What to do:
Reproduce every line of the items below verbatim, keeping each character and the original line order.

## START Dataset extract

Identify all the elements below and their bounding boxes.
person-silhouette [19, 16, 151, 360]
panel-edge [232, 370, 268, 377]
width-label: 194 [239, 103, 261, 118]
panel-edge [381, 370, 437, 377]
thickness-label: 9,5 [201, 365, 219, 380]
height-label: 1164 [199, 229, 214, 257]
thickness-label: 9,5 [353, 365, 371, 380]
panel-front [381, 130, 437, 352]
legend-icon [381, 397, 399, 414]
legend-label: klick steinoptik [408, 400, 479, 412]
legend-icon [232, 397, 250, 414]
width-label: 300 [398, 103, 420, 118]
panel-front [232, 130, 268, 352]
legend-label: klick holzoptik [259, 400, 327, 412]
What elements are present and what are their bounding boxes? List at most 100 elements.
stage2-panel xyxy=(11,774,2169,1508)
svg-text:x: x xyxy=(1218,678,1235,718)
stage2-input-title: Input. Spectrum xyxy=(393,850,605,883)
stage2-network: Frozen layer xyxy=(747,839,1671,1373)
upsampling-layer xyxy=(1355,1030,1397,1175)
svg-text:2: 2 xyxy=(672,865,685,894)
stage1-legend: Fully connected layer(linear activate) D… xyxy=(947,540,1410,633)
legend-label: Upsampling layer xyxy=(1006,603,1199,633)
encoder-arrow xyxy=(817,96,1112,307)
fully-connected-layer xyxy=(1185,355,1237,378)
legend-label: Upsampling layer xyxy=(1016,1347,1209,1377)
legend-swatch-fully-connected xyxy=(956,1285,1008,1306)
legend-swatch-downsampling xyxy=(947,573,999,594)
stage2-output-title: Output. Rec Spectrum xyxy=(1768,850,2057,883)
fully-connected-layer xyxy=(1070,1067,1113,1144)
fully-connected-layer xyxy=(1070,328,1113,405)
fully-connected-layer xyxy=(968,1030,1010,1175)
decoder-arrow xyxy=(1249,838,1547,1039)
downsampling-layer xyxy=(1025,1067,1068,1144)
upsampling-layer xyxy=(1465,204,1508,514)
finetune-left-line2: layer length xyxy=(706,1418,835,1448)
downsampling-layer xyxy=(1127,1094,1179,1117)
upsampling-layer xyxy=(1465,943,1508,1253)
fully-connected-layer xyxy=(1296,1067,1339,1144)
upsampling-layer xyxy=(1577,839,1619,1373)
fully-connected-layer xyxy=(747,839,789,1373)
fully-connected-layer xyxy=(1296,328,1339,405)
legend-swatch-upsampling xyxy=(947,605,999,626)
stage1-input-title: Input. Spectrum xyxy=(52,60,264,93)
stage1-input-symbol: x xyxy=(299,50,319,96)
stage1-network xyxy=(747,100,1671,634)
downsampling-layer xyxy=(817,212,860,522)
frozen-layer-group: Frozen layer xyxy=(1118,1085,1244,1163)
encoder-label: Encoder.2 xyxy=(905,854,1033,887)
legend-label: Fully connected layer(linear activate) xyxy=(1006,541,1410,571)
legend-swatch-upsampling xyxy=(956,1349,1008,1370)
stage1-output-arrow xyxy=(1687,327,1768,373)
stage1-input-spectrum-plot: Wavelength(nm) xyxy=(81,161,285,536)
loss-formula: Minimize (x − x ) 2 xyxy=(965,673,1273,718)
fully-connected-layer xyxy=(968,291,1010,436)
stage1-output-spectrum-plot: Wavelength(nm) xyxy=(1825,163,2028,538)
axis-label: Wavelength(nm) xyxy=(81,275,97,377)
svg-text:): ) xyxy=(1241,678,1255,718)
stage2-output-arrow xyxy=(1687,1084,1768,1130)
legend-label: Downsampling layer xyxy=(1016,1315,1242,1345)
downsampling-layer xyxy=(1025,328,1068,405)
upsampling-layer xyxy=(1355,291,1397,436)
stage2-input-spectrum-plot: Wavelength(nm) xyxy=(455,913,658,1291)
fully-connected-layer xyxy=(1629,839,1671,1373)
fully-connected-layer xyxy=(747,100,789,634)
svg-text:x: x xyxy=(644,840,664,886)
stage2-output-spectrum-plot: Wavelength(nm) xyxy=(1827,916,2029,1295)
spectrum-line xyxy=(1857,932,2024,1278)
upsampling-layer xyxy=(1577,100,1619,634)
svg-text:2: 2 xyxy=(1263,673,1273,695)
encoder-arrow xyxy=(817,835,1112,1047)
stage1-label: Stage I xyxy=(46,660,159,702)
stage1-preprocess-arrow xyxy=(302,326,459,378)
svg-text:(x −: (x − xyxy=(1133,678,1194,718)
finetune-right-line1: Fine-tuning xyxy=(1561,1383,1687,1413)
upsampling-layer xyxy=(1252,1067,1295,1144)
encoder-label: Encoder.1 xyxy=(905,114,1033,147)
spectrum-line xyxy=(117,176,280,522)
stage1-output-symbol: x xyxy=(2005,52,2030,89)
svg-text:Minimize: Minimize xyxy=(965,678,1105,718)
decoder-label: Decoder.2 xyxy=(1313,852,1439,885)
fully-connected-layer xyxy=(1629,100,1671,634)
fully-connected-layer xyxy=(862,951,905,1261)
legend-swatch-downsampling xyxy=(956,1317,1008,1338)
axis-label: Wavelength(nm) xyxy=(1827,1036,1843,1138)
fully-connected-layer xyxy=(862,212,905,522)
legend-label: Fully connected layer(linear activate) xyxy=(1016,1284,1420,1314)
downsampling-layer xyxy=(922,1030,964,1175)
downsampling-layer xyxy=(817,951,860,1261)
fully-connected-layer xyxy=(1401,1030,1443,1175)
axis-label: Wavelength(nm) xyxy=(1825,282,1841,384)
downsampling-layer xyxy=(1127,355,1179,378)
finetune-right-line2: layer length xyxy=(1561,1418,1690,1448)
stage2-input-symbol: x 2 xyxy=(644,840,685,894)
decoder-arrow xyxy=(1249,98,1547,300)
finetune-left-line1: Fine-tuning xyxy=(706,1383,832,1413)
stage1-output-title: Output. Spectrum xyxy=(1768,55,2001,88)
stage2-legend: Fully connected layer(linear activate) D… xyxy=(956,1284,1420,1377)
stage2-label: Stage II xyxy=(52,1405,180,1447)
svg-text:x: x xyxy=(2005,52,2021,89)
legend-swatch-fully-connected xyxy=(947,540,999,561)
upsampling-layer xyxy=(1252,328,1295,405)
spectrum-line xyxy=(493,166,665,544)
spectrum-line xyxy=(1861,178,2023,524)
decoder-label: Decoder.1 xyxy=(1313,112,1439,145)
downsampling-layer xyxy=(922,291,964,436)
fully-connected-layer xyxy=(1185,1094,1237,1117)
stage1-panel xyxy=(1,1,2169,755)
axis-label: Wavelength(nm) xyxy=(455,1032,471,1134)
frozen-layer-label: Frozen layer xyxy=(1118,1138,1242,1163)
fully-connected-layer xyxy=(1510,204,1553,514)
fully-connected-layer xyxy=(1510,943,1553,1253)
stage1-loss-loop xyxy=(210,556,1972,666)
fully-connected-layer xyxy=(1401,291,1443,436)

## END Dataset extract

Solution:
Identify all the elements below and their bounding boxes.
person-silhouette [19, 16, 151, 360]
panel-edge [232, 370, 268, 377]
width-label: 194 [239, 103, 261, 118]
panel-edge [381, 370, 437, 377]
thickness-label: 9,5 [201, 365, 219, 380]
height-label: 1164 [199, 229, 214, 257]
thickness-label: 9,5 [353, 365, 371, 380]
panel-front [381, 130, 437, 352]
legend-icon [381, 397, 399, 414]
legend-label: klick steinoptik [408, 400, 479, 412]
legend-icon [232, 397, 250, 414]
width-label: 300 [398, 103, 420, 118]
panel-front [232, 130, 268, 352]
legend-label: klick holzoptik [259, 400, 327, 412]
What elements are present and what are their bounding boxes? List at most 100 elements.
stage2-panel xyxy=(11,774,2169,1508)
svg-text:x: x xyxy=(1218,678,1235,718)
stage2-input-title: Input. Spectrum xyxy=(393,850,605,883)
stage2-network: Frozen layer xyxy=(747,839,1671,1373)
upsampling-layer xyxy=(1355,1030,1397,1175)
svg-text:2: 2 xyxy=(672,865,685,894)
stage1-legend: Fully connected layer(linear activate) D… xyxy=(947,540,1410,633)
legend-label: Upsampling layer xyxy=(1006,603,1199,633)
encoder-arrow xyxy=(817,96,1112,307)
fully-connected-layer xyxy=(1185,355,1237,378)
legend-label: Upsampling layer xyxy=(1016,1347,1209,1377)
legend-swatch-fully-connected xyxy=(956,1285,1008,1306)
legend-swatch-downsampling xyxy=(947,573,999,594)
stage2-output-title: Output. Rec Spectrum xyxy=(1768,850,2057,883)
fully-connected-layer xyxy=(1070,1067,1113,1144)
fully-connected-layer xyxy=(1070,328,1113,405)
fully-connected-layer xyxy=(968,1030,1010,1175)
decoder-arrow xyxy=(1249,838,1547,1039)
downsampling-layer xyxy=(1025,1067,1068,1144)
upsampling-layer xyxy=(1465,204,1508,514)
finetune-left-line2: layer length xyxy=(706,1418,835,1448)
downsampling-layer xyxy=(1127,1094,1179,1117)
upsampling-layer xyxy=(1465,943,1508,1253)
fully-connected-layer xyxy=(1296,1067,1339,1144)
upsampling-layer xyxy=(1577,839,1619,1373)
fully-connected-layer xyxy=(747,839,789,1373)
fully-connected-layer xyxy=(1296,328,1339,405)
legend-swatch-upsampling xyxy=(947,605,999,626)
stage1-input-title: Input. Spectrum xyxy=(52,60,264,93)
stage1-input-symbol: x xyxy=(299,50,319,96)
stage1-network xyxy=(747,100,1671,634)
downsampling-layer xyxy=(817,212,860,522)
frozen-layer-group: Frozen layer xyxy=(1118,1085,1244,1163)
encoder-label: Encoder.2 xyxy=(905,854,1033,887)
legend-label: Fully connected layer(linear activate) xyxy=(1006,541,1410,571)
legend-swatch-upsampling xyxy=(956,1349,1008,1370)
stage1-output-arrow xyxy=(1687,327,1768,373)
stage1-input-spectrum-plot: Wavelength(nm) xyxy=(81,161,285,536)
loss-formula: Minimize (x − x ) 2 xyxy=(965,673,1273,718)
fully-connected-layer xyxy=(968,291,1010,436)
stage1-output-spectrum-plot: Wavelength(nm) xyxy=(1825,163,2028,538)
axis-label: Wavelength(nm) xyxy=(81,275,97,377)
svg-text:): ) xyxy=(1241,678,1255,718)
stage2-output-arrow xyxy=(1687,1084,1768,1130)
legend-label: Downsampling layer xyxy=(1016,1315,1242,1345)
downsampling-layer xyxy=(1025,328,1068,405)
upsampling-layer xyxy=(1355,291,1397,436)
stage2-input-spectrum-plot: Wavelength(nm) xyxy=(455,913,658,1291)
fully-connected-layer xyxy=(1629,839,1671,1373)
fully-connected-layer xyxy=(747,100,789,634)
svg-text:x: x xyxy=(644,840,664,886)
stage2-output-spectrum-plot: Wavelength(nm) xyxy=(1827,916,2029,1295)
spectrum-line xyxy=(1857,932,2024,1278)
upsampling-layer xyxy=(1577,100,1619,634)
svg-text:2: 2 xyxy=(1263,673,1273,695)
encoder-arrow xyxy=(817,835,1112,1047)
stage1-label: Stage I xyxy=(46,660,159,702)
stage1-preprocess-arrow xyxy=(302,326,459,378)
svg-text:(x −: (x − xyxy=(1133,678,1194,718)
finetune-right-line1: Fine-tuning xyxy=(1561,1383,1687,1413)
upsampling-layer xyxy=(1252,1067,1295,1144)
encoder-label: Encoder.1 xyxy=(905,114,1033,147)
spectrum-line xyxy=(117,176,280,522)
stage1-output-symbol: x xyxy=(2005,52,2030,89)
svg-text:Minimize: Minimize xyxy=(965,678,1105,718)
decoder-label: Decoder.2 xyxy=(1313,852,1439,885)
fully-connected-layer xyxy=(1629,100,1671,634)
fully-connected-layer xyxy=(862,951,905,1261)
legend-swatch-downsampling xyxy=(956,1317,1008,1338)
axis-label: Wavelength(nm) xyxy=(1827,1036,1843,1138)
fully-connected-layer xyxy=(862,212,905,522)
legend-label: Fully connected layer(linear activate) xyxy=(1016,1284,1420,1314)
downsampling-layer xyxy=(922,1030,964,1175)
downsampling-layer xyxy=(817,951,860,1261)
fully-connected-layer xyxy=(1401,1030,1443,1175)
axis-label: Wavelength(nm) xyxy=(1825,282,1841,384)
downsampling-layer xyxy=(1127,355,1179,378)
finetune-right-line2: layer length xyxy=(1561,1418,1690,1448)
stage2-input-symbol: x 2 xyxy=(644,840,685,894)
decoder-arrow xyxy=(1249,98,1547,300)
finetune-left-line1: Fine-tuning xyxy=(706,1383,832,1413)
stage1-output-title: Output. Spectrum xyxy=(1768,55,2001,88)
stage2-legend: Fully connected layer(linear activate) D… xyxy=(956,1284,1420,1377)
stage2-label: Stage II xyxy=(52,1405,180,1447)
svg-text:x: x xyxy=(2005,52,2021,89)
legend-swatch-fully-connected xyxy=(947,540,999,561)
upsampling-layer xyxy=(1252,328,1295,405)
spectrum-line xyxy=(493,166,665,544)
spectrum-line xyxy=(1861,178,2023,524)
decoder-label: Decoder.1 xyxy=(1313,112,1439,145)
downsampling-layer xyxy=(922,291,964,436)
fully-connected-layer xyxy=(1185,1094,1237,1117)
stage1-panel xyxy=(1,1,2169,755)
axis-label: Wavelength(nm) xyxy=(455,1032,471,1134)
frozen-layer-label: Frozen layer xyxy=(1118,1138,1242,1163)
fully-connected-layer xyxy=(1510,204,1553,514)
fully-connected-layer xyxy=(1510,943,1553,1253)
stage1-loss-loop xyxy=(210,556,1972,666)
fully-connected-layer xyxy=(1401,291,1443,436)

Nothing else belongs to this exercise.